- _THE PROBLEM_: Look through the entries below and count the lines with the word "bottle" in them; give only the number.

- _DATASET ENTRIES_:
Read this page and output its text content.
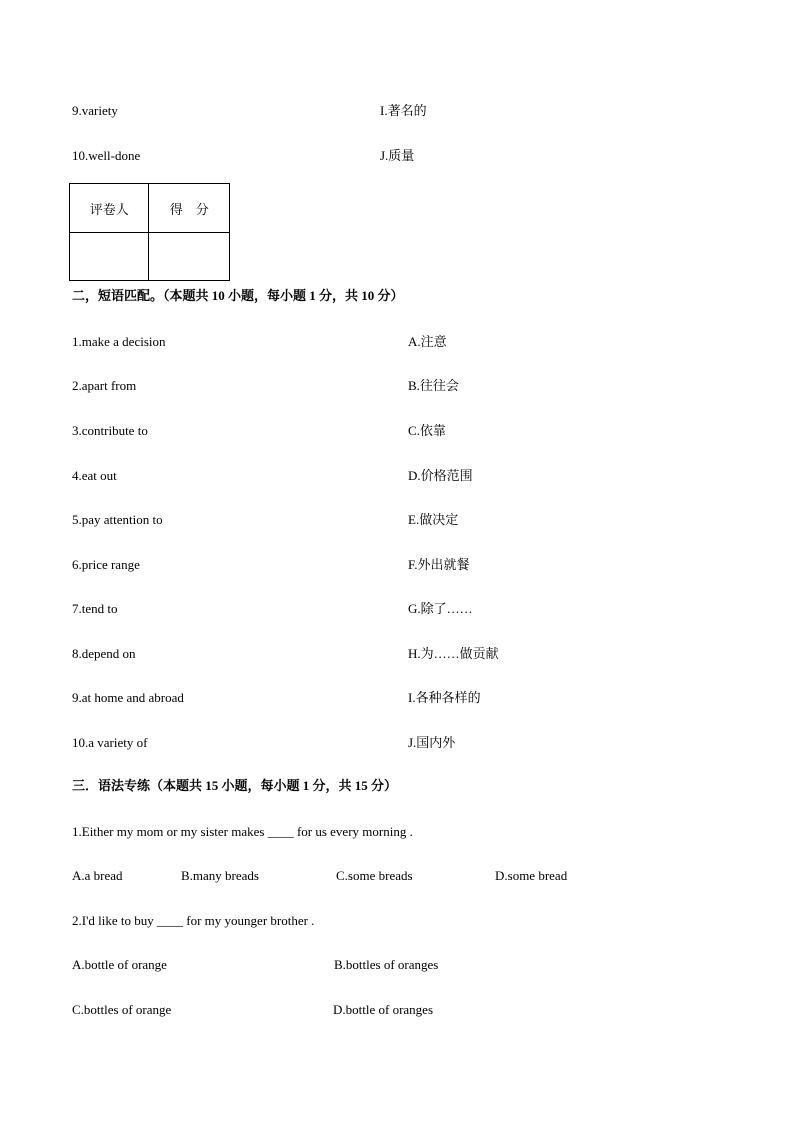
9.variety	I.著名的
10.well-done	J.质量
评卷人	得　分

二，短语匹配。（本题共 10 小题，每小题 1 分，共 10 分）
1.make a decision	A.注意
2.apart from	B.往往会
3.contribute to	C.依靠
4.eat out	D.价格范围
5.pay attention to	E.做决定
6.price range	F.外出就餐
7.tend to	G.除了……
8.depend on	H.为……做贡献
9.at home and abroad	I.各种各样的
10.a variety of	J.国内外
三．语法专练（本题共 15 小题，每小题 1 分，共 15 分）
1.Either my mom or my sister makes ____ for us every morning .
A.a bread	B.many breads	C.some breads	D.some bread
2.I'd like to buy ____ for my younger brother .
A.bottle of orange	B.bottles of oranges
C.bottles of orange	D.bottle of oranges
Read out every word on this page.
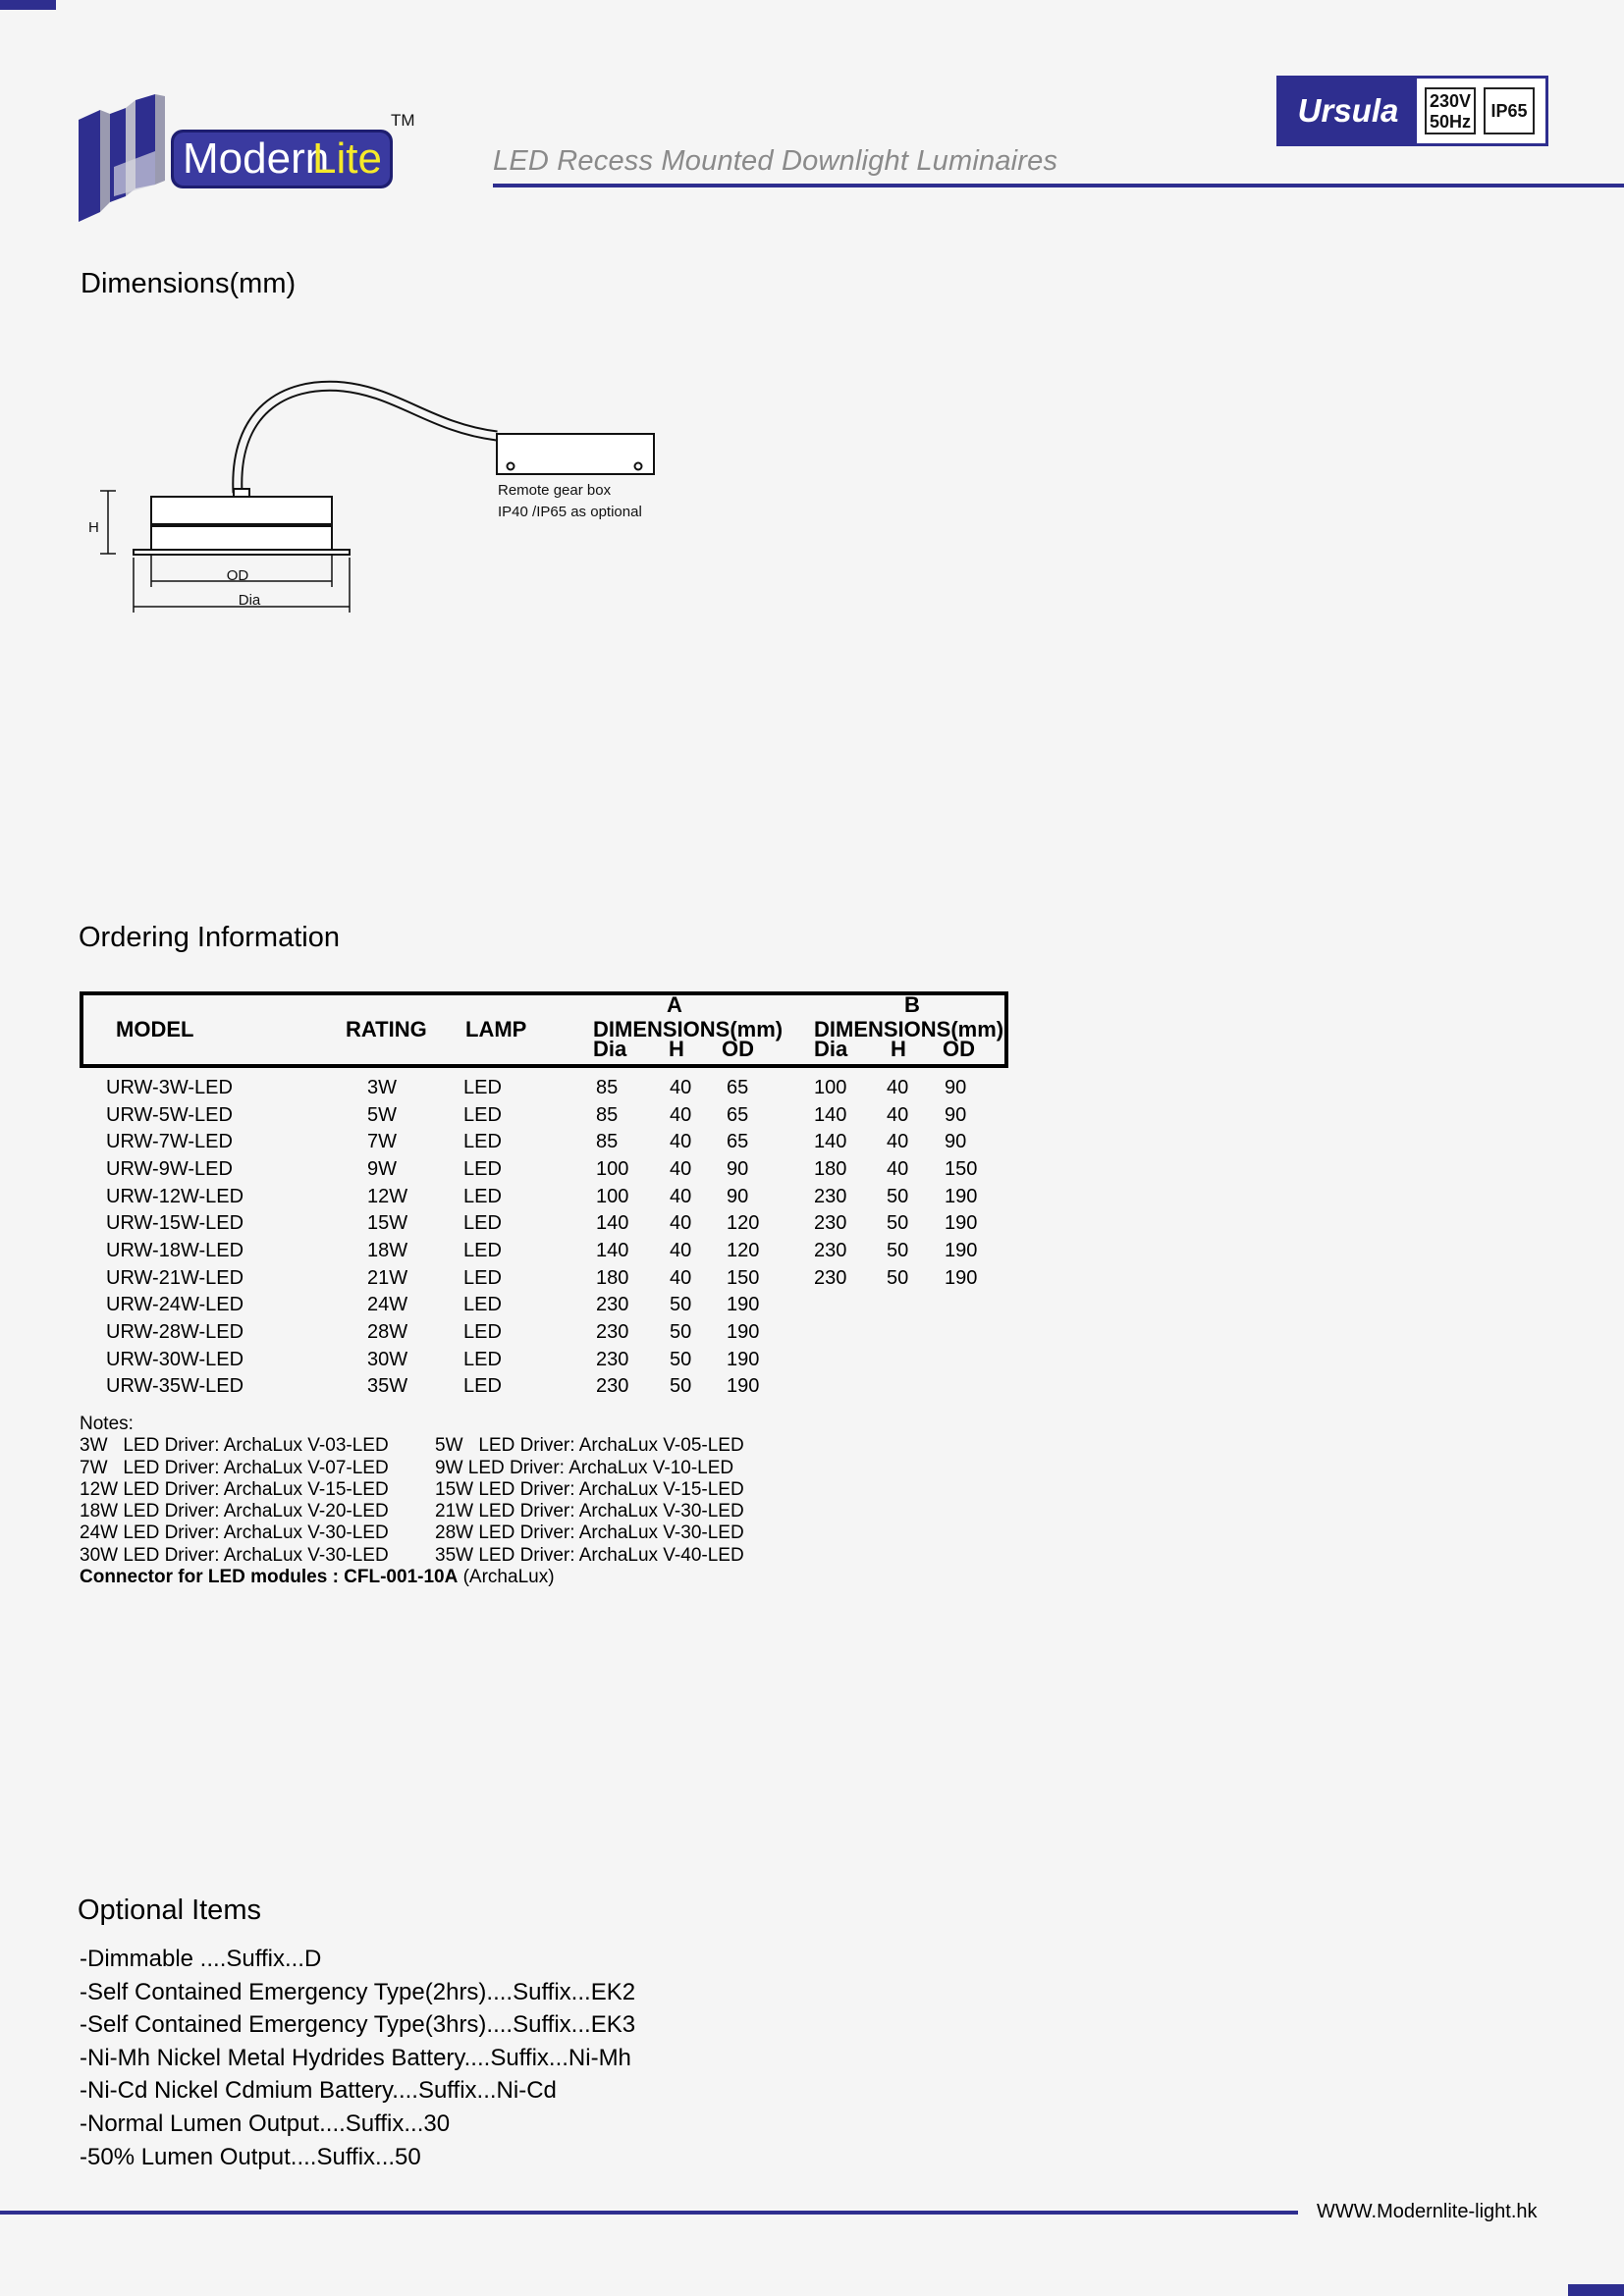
Modern
Lite
TM
LED Recess Mounted Downlight Luminaires
Ursula	230V
50Hz
IP65
Dimensions(mm)
Remote gear box
IP40 /IP65 as optional
H
OD
Dia
Ordering Information
MODEL	RATING LAMP
A
DIMENSIONS(mm)
Dia H OD
B
DIMENSIONS(mm)
Dia H OD
URW-3W-LED	3W	LED	85	40 65	100 40 90
URW-5W-LED	5W	LED	85	40 65	140 40 90
URW-7W-LED	7W	LED	85	40 65	140 40 90
URW-9W-LED	9W	LED	100 40 90	180 40 150
URW-12W-LED	12W	LED	100 40 90	230 50 190
URW-15W-LED	15W	LED	140 40 120	230 50 190
URW-18W-LED	18W	LED	140 40 120	230 50 190
URW-21W-LED	21W	LED	180 40 150	230 50 190
URW-24W-LED	24W	LED	230 50 190
URW-28W-LED	28W	LED	230 50 190
URW-30W-LED	30W	LED	230 50 190
URW-35W-LED	35W	LED	230 50 190
Notes:
3W   LED Driver: ArchaLux V-03-LED	5W   LED Driver: ArchaLux V-05-LED
7W   LED Driver: ArchaLux V-07-LED	9W LED Driver: ArchaLux V-10-LED
12W LED Driver: ArchaLux V-15-LED	15W LED Driver: ArchaLux V-15-LED
18W LED Driver: ArchaLux V-20-LED	21W LED Driver: ArchaLux V-30-LED
24W LED Driver: ArchaLux V-30-LED	28W LED Driver: ArchaLux V-30-LED
30W LED Driver: ArchaLux V-30-LED	35W LED Driver: ArchaLux V-40-LED
Connector for LED modules : CFL-001-10A (ArchaLux)
Optional Items
-Dimmable ....Suffix...D
-Self Contained Emergency Type(2hrs)....Suffix...EK2
-Self Contained Emergency Type(3hrs)....Suffix...EK3
-Ni-Mh Nickel Metal Hydrides Battery....Suffix...Ni-Mh
-Ni-Cd Nickel Cdmium Battery....Suffix...Ni-Cd
-Normal Lumen Output....Suffix...30
-50% Lumen Output....Suffix...50
WWW.Modernlite-light.hk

- _RESULT OF THIS TASK_: 2